What this exercise asks ▸
1. According to the abstract on antenatal corticosteroids and thyroid maturation, at about what age were the TRH stimulation tests performed?
2. For each statement, say whether the abstract on antenatal corticosteroids and thyroid maturation agrees with it, and quote the words that decide it.
(a) In the complete group, the mothers completed two doses of betamethasone.
(b) Exaggerated responses to TRH tests were more frequent in the complete group.
(c) Hyperthyrotropinaemia was defined as a TSH level above 15 mIU/L.

** Opening Excerpt to read block **

Antenatal Corticosteroids for Threatened Labour Facilitate Thyroid Maturation Among Preterm Neonates

Shintaro Hanaoka; Kogoro Iwanaga; Seiichi Tomotaki; Fusako Niwa; Junko Takita; Masahiko Kawai

Disclosures

Clin Endocrinol. 2020;93(5):613-619. 

In This Article

Abstract and Introduction

Abstract

Objective: To examine the effect of antenatal corticosteroids (ANS) on the maturation of thyroid function in the preterm infants.

Context: ANS reduce mortality and morbidities in preterm neonates. Organ maturation by the glucocorticoids is the key, at least in part. However, the effect of ANS on thyroid is controversial.

Patients: A study group of 99 very low birthweight neonates (<34 weeks' gestational age) with the exception of those born more than 7 days after ANS administration were divided into a complete group (n = 49) whose mothers completed two doses of betamethasone and who were born more than 24 hours after the completion of ANS administration, and an incomplete group (n = 50) who were not exposed to any ANS or were born within 24 hours after the completion of ANS administration. Serum-free thyroxine and thyroid-stimulating hormone (TSH) levels were measured, and thyrotropin-releasing hormone (TRH) stimulation tests were performed at about 2 weeks of age.

Results: The incidence of hyperthyrotropinaemia (TSH > 15 mIU/L) in the complete group was significantly lower than in the incomplete group (6% vs 22%, P = .023). Exaggerated responses to TRH tests were more frequent in the incomplete group (17% vs 44%; P = .053). TSH30 was significantly lower in the complete group, (P = .046). Multivariate logistic regression analysis showed that the incidence of hyperthyrotropinaemia was associated with complete ANS administration (adjusted odds ratios 0.39).

Conclusions: ANS administration might facilitate thyroid maturation in preterm neonates.

** Closing Excerpt to read block **
** Opening Data section block **

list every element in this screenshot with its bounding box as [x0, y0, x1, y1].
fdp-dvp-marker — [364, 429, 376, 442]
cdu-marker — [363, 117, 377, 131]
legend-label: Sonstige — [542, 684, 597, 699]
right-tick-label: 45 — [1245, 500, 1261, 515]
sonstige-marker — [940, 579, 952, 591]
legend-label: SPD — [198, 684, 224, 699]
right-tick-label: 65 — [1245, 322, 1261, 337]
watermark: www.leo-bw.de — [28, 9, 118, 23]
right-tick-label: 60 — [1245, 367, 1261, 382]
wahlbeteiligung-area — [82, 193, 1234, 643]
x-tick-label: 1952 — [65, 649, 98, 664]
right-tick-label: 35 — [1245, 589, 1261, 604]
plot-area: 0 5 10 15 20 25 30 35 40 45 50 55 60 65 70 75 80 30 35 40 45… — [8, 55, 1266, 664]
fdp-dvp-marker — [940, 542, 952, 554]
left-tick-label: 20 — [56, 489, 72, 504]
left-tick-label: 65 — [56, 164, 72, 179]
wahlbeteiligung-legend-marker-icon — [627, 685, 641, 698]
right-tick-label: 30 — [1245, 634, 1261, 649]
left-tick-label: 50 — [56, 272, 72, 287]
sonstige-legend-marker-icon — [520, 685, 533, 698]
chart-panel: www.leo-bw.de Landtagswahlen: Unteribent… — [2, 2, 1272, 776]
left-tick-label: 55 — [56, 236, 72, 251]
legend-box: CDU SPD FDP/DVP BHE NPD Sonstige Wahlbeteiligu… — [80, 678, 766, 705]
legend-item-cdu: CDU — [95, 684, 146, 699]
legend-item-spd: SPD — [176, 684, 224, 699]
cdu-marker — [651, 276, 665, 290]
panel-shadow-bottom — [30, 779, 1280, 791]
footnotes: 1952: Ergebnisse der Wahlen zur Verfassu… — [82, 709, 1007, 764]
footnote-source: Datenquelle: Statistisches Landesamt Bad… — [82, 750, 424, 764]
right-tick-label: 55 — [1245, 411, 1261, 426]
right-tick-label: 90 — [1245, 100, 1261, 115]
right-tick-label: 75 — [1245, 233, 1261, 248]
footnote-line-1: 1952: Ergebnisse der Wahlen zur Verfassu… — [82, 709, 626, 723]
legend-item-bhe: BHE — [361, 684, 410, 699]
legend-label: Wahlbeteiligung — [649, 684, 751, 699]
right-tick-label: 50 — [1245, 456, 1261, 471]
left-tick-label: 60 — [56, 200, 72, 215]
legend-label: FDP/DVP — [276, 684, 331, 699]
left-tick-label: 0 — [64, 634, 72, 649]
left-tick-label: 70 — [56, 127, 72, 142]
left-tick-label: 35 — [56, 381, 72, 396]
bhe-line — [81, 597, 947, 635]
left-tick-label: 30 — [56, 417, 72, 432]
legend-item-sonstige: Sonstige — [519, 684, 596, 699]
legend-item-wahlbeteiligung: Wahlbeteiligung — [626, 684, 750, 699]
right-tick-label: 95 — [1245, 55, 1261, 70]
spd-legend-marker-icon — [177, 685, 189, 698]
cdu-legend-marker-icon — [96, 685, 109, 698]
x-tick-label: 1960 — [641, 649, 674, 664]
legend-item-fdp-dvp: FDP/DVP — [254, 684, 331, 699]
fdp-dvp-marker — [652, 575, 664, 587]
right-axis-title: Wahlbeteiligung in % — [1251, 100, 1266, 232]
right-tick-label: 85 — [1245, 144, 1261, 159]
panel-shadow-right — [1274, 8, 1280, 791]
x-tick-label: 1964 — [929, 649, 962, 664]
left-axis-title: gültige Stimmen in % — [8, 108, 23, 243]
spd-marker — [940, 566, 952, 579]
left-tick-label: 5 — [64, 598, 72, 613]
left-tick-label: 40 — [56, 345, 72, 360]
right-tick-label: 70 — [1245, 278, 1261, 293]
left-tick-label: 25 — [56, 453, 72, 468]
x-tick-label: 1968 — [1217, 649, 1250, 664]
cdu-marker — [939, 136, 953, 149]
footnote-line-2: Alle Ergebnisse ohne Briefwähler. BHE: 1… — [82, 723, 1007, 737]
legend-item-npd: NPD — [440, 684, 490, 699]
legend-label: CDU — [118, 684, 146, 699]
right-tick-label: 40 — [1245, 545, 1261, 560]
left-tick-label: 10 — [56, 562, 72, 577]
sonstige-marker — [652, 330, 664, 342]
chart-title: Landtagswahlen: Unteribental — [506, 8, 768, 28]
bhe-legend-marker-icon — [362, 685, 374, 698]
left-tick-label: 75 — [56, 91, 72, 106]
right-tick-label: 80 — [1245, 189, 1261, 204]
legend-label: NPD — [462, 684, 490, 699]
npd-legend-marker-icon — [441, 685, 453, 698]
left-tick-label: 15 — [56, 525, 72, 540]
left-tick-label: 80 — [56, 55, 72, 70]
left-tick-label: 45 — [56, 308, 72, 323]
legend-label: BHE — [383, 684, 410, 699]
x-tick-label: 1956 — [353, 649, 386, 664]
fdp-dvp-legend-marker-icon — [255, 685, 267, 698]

** Closing Data section block **

Answers for this exercise ▸
1. At about 2 weeks of age.

2.
(a) Yes: "whose mothers completed two doses of betamethasone"
(b) No: "Exaggerated responses to TRH tests were more frequent in the incomplete group"
(c) Yes: "hyperthyrotropinaemia (TSH > 15 mIU/L)"